[作業内容]: 輸入と物価の動向を述べた本文を、最後の文のあとから書き継ぐこと。

[本文]:
一方の輸入は、資本財がUS$29.32億(1日平均額の前月比▲10.9%)、原料・中間財がUS$63.01億(同▲12.3%)、非耐久消費財がUS$12.79億(同▲4.9%)、耐久消費財がUS$12.40億(同▲3.7%)、原油・燃料がUS$10.44億(同▲36.2%)であった。主要輸入元は、1位が中国(US$24.00億、同▲19.2%)、2位が米国(US$18.83億、同▲6.9%)、3位がドイツ(US$8.18億)、4位がアルゼンチン(US$7.77億、同▲4.8%)、5位がスペイン(US$4.17億)だった。輸入品目を前年同月比(1日平均額)で見ると、増加率では主な品目で増加したものはなく、減少率ではその他の燃料(同▲71.6%、US$5.20億)や原油(同▲54.1%、US$5.24億)が顕著であった。また輸入額では、原料・中間財である化学薬品(US$19.37億、同▲20.2%)のみがUS$10億を超える取引額を計上した。

物価:発表された7月のIPCA(広範囲消費者物価指数)は0.62%(前月比▲0.17%p、前年同月比+0.61%p)で、前月より低下したが前年同月と比べ高い数値となった。食料品価格が0.65%(同+0.02%p、+0.80%p)と前月より若干上昇し、年初累計は6.83%(前月同期比+3.07%p)と早くも政府目標の上限である6.5%を上回り、直近12カ月(年率)も9.56%(前月同期比+0.67%p)と、2003年11月(11.02%)に次ぐ高い伸びを記録した。

[提供項目]:
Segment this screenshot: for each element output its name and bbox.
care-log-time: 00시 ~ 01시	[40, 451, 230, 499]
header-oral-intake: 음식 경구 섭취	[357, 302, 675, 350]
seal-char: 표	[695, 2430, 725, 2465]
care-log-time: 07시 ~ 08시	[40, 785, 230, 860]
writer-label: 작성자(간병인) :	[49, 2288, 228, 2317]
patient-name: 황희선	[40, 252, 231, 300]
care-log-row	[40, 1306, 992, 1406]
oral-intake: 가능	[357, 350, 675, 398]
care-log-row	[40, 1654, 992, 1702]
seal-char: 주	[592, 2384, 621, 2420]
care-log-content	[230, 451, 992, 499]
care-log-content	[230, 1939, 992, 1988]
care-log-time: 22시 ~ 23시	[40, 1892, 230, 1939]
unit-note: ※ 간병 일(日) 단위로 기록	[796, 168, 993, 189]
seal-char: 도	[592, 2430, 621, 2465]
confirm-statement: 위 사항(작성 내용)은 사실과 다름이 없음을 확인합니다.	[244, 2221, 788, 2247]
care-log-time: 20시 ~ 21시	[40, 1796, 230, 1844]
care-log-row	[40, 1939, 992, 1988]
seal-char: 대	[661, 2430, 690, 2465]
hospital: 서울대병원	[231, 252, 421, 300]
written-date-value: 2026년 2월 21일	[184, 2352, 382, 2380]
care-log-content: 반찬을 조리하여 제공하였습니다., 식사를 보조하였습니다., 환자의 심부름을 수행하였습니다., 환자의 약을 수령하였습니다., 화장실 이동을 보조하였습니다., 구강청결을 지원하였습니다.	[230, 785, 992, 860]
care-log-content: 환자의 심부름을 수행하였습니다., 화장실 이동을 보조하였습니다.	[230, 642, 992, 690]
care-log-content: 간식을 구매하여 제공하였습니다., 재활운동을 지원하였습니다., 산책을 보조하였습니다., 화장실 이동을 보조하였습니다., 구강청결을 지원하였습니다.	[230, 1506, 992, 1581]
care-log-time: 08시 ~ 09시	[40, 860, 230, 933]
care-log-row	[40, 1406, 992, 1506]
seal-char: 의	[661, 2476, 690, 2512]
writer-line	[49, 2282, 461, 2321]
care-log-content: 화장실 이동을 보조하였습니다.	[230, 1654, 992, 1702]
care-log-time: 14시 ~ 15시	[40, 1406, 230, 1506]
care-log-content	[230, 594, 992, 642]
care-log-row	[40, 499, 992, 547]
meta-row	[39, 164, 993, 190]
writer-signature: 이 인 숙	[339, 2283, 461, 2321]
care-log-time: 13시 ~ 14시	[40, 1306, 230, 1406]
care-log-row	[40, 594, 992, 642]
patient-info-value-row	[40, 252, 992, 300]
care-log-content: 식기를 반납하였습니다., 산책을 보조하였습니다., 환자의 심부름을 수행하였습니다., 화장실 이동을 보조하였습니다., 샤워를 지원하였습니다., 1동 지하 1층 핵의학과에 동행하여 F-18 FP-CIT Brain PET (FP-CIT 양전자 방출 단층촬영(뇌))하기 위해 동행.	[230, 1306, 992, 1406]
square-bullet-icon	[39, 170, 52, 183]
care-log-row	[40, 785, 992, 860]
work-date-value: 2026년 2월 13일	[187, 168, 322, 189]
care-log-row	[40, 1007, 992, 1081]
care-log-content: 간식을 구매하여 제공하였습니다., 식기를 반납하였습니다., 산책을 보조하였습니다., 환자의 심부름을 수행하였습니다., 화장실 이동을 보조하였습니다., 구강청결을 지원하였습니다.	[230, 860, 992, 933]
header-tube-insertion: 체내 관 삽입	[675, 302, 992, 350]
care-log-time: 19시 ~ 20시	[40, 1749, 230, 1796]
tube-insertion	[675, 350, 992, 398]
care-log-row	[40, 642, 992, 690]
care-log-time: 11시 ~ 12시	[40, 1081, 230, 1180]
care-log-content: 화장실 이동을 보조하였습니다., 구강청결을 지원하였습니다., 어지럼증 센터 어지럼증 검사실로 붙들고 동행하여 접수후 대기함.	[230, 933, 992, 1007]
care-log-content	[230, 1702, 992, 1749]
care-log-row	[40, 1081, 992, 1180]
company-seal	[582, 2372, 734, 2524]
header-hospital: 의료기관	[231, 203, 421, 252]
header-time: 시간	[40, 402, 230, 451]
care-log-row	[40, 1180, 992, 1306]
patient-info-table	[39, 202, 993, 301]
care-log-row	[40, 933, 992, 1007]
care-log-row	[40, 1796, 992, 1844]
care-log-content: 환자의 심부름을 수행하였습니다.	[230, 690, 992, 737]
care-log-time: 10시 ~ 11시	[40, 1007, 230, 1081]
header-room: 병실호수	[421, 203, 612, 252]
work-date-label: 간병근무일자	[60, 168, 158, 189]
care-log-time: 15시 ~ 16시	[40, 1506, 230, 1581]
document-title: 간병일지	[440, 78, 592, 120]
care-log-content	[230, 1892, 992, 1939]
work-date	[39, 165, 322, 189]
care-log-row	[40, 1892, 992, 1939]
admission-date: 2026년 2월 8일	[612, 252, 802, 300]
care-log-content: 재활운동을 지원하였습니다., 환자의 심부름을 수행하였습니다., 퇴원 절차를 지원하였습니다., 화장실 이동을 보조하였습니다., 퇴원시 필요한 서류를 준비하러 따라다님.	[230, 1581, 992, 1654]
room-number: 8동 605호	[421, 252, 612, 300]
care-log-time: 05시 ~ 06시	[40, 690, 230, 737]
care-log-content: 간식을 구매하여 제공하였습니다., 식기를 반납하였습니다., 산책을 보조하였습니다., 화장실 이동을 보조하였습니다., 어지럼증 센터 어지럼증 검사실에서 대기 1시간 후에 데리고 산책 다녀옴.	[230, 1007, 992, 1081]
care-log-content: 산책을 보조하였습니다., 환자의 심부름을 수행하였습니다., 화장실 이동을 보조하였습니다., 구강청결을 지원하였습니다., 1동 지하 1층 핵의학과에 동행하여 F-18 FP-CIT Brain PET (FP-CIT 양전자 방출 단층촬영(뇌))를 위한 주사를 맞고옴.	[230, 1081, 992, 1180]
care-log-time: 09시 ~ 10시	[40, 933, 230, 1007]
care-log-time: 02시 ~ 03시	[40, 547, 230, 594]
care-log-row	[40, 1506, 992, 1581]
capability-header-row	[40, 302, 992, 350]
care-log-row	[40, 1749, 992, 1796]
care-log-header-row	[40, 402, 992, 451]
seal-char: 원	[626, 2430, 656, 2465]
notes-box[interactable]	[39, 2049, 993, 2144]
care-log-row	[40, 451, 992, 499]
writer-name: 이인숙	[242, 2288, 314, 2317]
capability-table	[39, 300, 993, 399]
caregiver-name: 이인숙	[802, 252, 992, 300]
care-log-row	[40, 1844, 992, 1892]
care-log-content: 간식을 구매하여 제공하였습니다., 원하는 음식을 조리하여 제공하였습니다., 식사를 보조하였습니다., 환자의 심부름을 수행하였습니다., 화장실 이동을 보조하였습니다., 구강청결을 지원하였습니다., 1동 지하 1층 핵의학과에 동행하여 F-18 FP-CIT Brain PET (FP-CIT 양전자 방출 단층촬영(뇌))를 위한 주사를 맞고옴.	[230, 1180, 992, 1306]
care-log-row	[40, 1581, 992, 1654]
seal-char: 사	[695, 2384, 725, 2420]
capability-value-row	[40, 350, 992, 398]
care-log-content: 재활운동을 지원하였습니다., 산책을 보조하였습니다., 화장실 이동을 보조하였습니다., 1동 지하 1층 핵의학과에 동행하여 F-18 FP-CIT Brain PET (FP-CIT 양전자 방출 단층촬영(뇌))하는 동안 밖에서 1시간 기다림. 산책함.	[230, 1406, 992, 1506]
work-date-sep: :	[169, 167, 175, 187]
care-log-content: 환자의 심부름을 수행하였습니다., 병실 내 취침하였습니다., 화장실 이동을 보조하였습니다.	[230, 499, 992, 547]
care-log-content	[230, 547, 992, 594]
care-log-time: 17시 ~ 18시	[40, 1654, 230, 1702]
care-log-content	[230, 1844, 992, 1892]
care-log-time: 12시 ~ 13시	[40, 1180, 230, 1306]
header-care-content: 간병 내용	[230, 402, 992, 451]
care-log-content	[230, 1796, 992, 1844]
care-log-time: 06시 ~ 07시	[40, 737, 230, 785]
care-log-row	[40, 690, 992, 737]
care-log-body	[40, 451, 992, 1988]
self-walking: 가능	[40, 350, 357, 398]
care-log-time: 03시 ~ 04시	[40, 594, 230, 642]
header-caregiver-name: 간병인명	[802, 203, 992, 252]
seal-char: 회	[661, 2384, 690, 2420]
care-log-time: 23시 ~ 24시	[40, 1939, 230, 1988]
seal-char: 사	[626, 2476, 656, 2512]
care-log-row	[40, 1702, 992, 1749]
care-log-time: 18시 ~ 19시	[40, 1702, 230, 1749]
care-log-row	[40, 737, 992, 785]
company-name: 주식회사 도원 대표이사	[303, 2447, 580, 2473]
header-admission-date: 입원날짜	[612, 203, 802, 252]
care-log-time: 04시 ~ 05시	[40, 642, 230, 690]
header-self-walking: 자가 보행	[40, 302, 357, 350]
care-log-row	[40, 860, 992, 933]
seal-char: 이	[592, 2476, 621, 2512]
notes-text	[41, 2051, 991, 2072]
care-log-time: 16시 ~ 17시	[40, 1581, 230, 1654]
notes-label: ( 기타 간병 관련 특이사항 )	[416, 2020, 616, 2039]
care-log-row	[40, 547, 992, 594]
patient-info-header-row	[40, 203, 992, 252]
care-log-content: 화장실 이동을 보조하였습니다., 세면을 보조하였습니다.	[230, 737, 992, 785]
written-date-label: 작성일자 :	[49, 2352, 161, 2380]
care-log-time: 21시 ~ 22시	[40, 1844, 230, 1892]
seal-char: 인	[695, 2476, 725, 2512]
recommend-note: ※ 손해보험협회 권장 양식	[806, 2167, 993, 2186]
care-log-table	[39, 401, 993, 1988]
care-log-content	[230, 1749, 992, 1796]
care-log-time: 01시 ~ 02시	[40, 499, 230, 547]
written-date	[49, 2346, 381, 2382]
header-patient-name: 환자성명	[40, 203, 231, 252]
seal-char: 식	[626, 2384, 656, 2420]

[記述回答]:
食料品に関しては、消費量の多いフェイジョン豆(6月mulatinho:1.33%→7月▲8.88%、carioca:同▲2.18%→2.03%)や、コーヒー(インスタント:同▲2.28%→2.30%、cafezinho:同0.79%→2.22%)などの値上がりが顕著だった。ただし、トマト(同▲12.27%→▲10.77%)のような大幅に値下がりした品目もあった。また、家庭消費(0.59%)より外食(0.77%)の伸びが大きかった。一方の非食料品では、電気料金が4.17%も上昇した影響で住宅分野(同0.86%→1.52%)が1%を超える伸びを記録した。しかし、航空券(同29.19%→0.78%)の価格が落ち着いた運輸交通分野(同▲0.29%→0.70%)や、マイナスを記録した衣料分野(同0.58%→▲0.31%)など、その他の分野では落ち着いた数値となった。

金利:政策金利のSelic(短期金利誘導目標)を決定するCopom(通貨政策委員会)は、8月には開催されなかった。次回のCopomは9月1日と2日に開催予定。

為替市場:8月のドル・レアル為替相場は、中国リスクに対する懸念の深化とともにドル高レアル安が進行した。月のはじめ、Petrobras汚職事件の捜査が進み、元与党労働者党の要人が逮捕されたこととでDilma政権への風当たりが更に強くなり、議会での財政緊縮法案審議などに悪影響を及ぼすとの懸念からレアルが売られた。しかし、政治的混乱を受けレアル安が更に進むと中央銀行が積極的な為替介入を実施し、国内の政治情勢がひとまず落ち着くと為替のポジション調整も行われ、レアル高に振れた。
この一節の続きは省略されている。